Keep only those lines of the records that include the string "Crop".

|---|

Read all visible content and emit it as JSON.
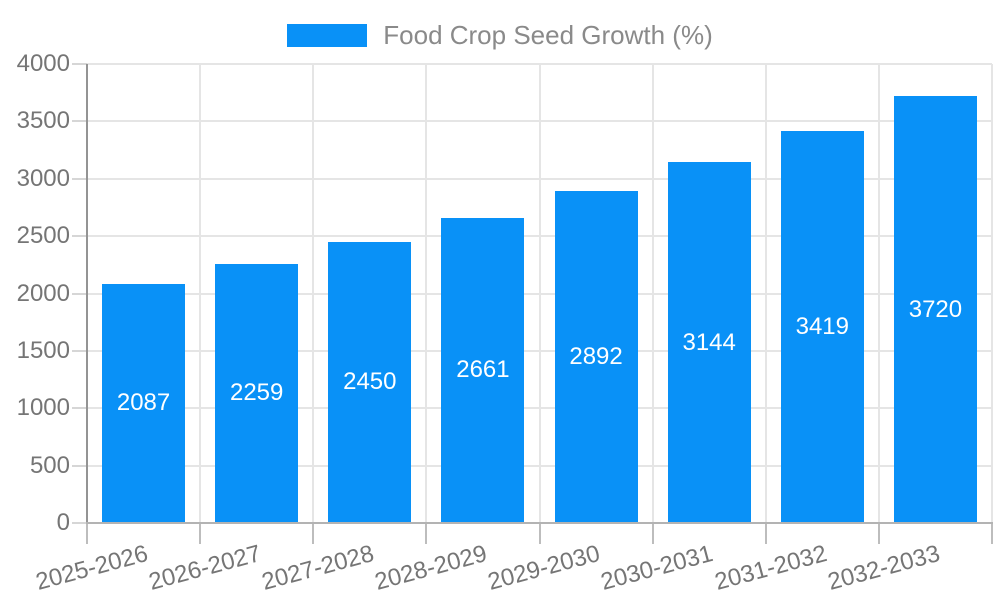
{
  "chart_data": {
    "type": "bar",
    "title": "Food Crop Seed Growth (%)",
    "legend_entries": [
      "Food Crop Seed Growth (%)"
    ],
    "legend_position": "top",
    "categories": [
      "2025-2026",
      "2026-2027",
      "2027-2028",
      "2028-2029",
      "2029-2030",
      "2030-2031",
      "2031-2032",
      "2032-2033"
    ],
    "values": [
      2087,
      2259,
      2450,
      2661,
      2892,
      3144,
      3419,
      3720
    ],
    "value_labels": [
      "2087",
      "2259",
      "2450",
      "2661",
      "2892",
      "3144",
      "3419",
      "3720"
    ],
    "xlabel": "",
    "ylabel": "",
    "ylim": [
      0,
      4000
    ],
    "yticks": [
      0,
      500,
      1000,
      1500,
      2000,
      2500,
      3000,
      3500,
      4000
    ],
    "grid": true,
    "x_label_rotation_deg": -15,
    "colors": {
      "bar": "#0991F7",
      "value_label": "#ffffff",
      "axis_label": "#757575",
      "legend_text": "#8a8a8a",
      "grid_line": "#e5e5e5",
      "y_axis_line": "#949494",
      "x_axis_line": "#b3b3b3"
    }
  }
}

|---|

• Answer to the exercise
    "title": "Food Crop Seed Growth (%)",
      "Food Crop Seed Growth (%)"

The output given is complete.